# Brief
Keep writing the article about Liverpool's pre-season tour, picking up right after its last sentence.

# Page excerpt
***
The Reds arrived back home yesterday with the manager expressing his delight at what had been achieved during their fortnight’s stay across the Atlantic.
Saturday’s low-key goalless draw with Tottenham in Baltimore followed a 1-1 draw with Toronto in Canada and a 2-1 defeat to Roma in Boston.
With so many star names returning late due to the Euros and others away on Olympic duty, pre-season hasn’t been straightforward for Rodgers.
“It’s been really beneficial and the players have been brilliant to work with,” said Rodgers.
“I’m really satisfied with how they’ve coped with what’s been asked of them.
“We wanted to improve our fitness and implement technical ideas and we’ve seen all of that.
“I thought the concentration and condition of the players against Tottenham was fantastic.
“To keep that level of organisation and shape in 35 degrees plus was great.
“I have seen a real development in the team from the first game up until now and we’ll continue to work on getting our match sharpness.
“There are areas where we need to improve but I’m really satisfied with where we’re at. It’s going to take time but I’ve got a lot of very talented and gifted players here who can take us forward.
“Every day they’ve come in looking to improve and that’s all I ask for as a coach. The consequence of that will hopefully be positive results.”
The reception Liverpool received in all three cities will certainly live long in the memory. It was their first visit to the continent since 2004 but you can guarantee they won’t leave it as long next time.
Commercially, it was a huge success. A combined total of more than 110,000 fans watched the friendlies as the tour showcased the club’s enduring global appeal.
***
# Information provided
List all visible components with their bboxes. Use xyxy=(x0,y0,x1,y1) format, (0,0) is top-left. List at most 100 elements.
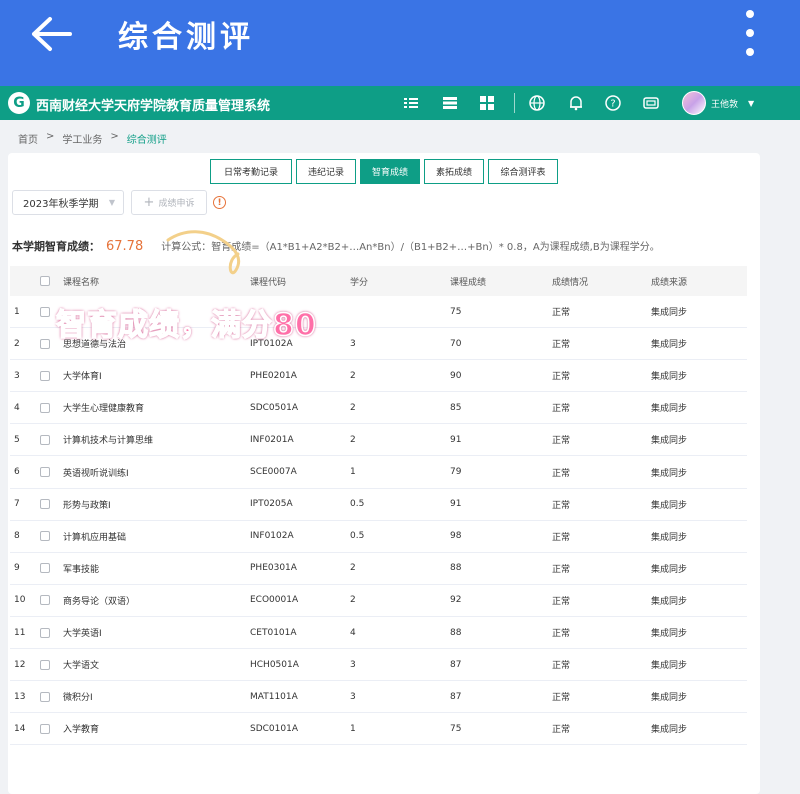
***
# Output below
The host of community events and player public appearances will have helped add to the Reds’ army of admirers.
“It’s incredible how people have come from all over the world to watch these games,” Rodgers said.
“It’s been like playing three home games for us and we’re very grateful for that.
“It was important for us to bring the club to our worldwide fan base.”
Reds fans vastly outnumbered their Spurs counterparts among the 42,723-strong crowd at the stunning M&T Bank Stadium on Saturday.
However, the energy-sapping heat coupled with a tricky playing surface contributed to a largely dull encounter played with little tempo.
It was a measure of just how little happened in 90 minutes that Charlie Adam’s first-half foul on Gareth Bale was such a talking point.
Of course the pair have previous with Adam having put the winger on the sidelines for three months with ankle ligament damage after a reckless tackle playing for Blackpool in May 2011.
Adam had no chance of winning the ball when he cynically hacked Bale down in the 18th minute and was lucky not to be booked but it was hardly X-rated.
“I think it is a very nasty challenge from Charlie,” claimed Spurs boss Andre Villas-Boas.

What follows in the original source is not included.